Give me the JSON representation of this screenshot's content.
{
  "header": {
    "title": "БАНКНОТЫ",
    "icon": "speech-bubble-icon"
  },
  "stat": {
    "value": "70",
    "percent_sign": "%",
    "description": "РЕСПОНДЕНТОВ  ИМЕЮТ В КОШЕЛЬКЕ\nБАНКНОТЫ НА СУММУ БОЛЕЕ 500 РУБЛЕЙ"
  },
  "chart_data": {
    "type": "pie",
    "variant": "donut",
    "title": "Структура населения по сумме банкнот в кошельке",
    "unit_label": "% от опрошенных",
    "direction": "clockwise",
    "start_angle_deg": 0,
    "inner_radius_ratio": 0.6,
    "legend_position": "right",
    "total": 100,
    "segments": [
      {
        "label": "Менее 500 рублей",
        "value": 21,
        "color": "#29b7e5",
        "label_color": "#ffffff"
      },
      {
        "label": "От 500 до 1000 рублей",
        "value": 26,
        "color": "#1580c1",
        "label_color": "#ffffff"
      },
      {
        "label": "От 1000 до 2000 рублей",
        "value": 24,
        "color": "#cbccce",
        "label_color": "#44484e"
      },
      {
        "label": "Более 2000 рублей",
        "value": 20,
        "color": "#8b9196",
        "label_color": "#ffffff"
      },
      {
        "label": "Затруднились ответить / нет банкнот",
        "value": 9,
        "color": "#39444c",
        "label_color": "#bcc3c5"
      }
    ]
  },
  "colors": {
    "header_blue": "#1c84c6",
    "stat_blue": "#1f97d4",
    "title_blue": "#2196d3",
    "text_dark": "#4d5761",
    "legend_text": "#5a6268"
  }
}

#####

Exactly reproduce every record.

Give me the JSON representation of this screenshot's content.
{
  "header": {
    "title": "БАНКНОТЫ",
    "icon": "speech-bubble-icon"
  },
  "stat": {
    "value": "70",
    "percent_sign": "%",
    "description": "РЕСПОНДЕНТОВ  ИМЕЮТ В КОШЕЛЬКЕ\nБАНКНОТЫ НА СУММУ БОЛЕЕ 500 РУБЛЕЙ"
  },
  "chart_data": {
    "type": "pie",
    "variant": "donut",
    "title": "Структура населения по сумме банкнот в кошельке",
    "unit_label": "% от опрошенных",
    "direction": "clockwise",
    "start_angle_deg": 0,
    "inner_radius_ratio": 0.6,
    "legend_position": "right",
    "total": 100,
    "segments": [
      {
        "label": "Менее 500 рублей",
        "value": 21,
        "color": "#29b7e5",
        "label_color": "#ffffff"
      },
      {
        "label": "От 500 до 1000 рублей",
        "value": 26,
        "color": "#1580c1",
        "label_color": "#ffffff"
      },
      {
        "label": "От 1000 до 2000 рублей",
        "value": 24,
        "color": "#cbccce",
        "label_color": "#44484e"
      },
      {
        "label": "Более 2000 рублей",
        "value": 20,
        "color": "#8b9196",
        "label_color": "#ffffff"
      },
      {
        "label": "Затруднились ответить / нет банкнот",
        "value": 9,
        "color": "#39444c",
        "label_color": "#bcc3c5"
      }
    ]
  },
  "colors": {
    "header_blue": "#1c84c6",
    "stat_blue": "#1f97d4",
    "title_blue": "#2196d3",
    "text_dark": "#4d5761",
    "legend_text": "#5a6268"
  }
}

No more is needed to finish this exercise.